_Direction_:
Could you extract every entry below and reproduce it exactly?

-- Start Records for processing --

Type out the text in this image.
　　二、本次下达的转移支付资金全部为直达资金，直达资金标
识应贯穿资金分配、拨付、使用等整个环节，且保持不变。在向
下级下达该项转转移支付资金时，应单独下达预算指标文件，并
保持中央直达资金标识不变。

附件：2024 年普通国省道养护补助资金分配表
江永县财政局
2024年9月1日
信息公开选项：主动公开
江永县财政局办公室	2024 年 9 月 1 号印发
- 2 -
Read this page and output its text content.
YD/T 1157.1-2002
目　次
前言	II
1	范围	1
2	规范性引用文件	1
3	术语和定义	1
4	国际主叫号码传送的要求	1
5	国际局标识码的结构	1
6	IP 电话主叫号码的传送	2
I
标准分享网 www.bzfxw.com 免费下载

-- End Records for processing --

_Finished answer_:
Type out the text in this image.
　　二、本次下达的转移支付资金全部为直达资金，直达资金标
识应贯穿资金分配、拨付、使用等整个环节，且保持不变。在向
下级下达该项转转移支付资金时，应单独下达预算指标文件，并
保持中央直达资金标识不变。

附件：2024 年普通国省道养护补助资金分配表
江永县财政局
2024年9月1日
信息公开选项：主动公开
江永县财政局办公室	2024 年 9 月 1 号印发
- 2 -
Read this page and output its text content.
YD/T 1157.1-2002
目　次
前言	II
1	范围	1
2	规范性引用文件	1
3	术语和定义	1
4	国际主叫号码传送的要求	1
5	国际局标识码的结构	1
6	IP 电话主叫号码的传送	2
I
标准分享网 www.bzfxw.com 免费下载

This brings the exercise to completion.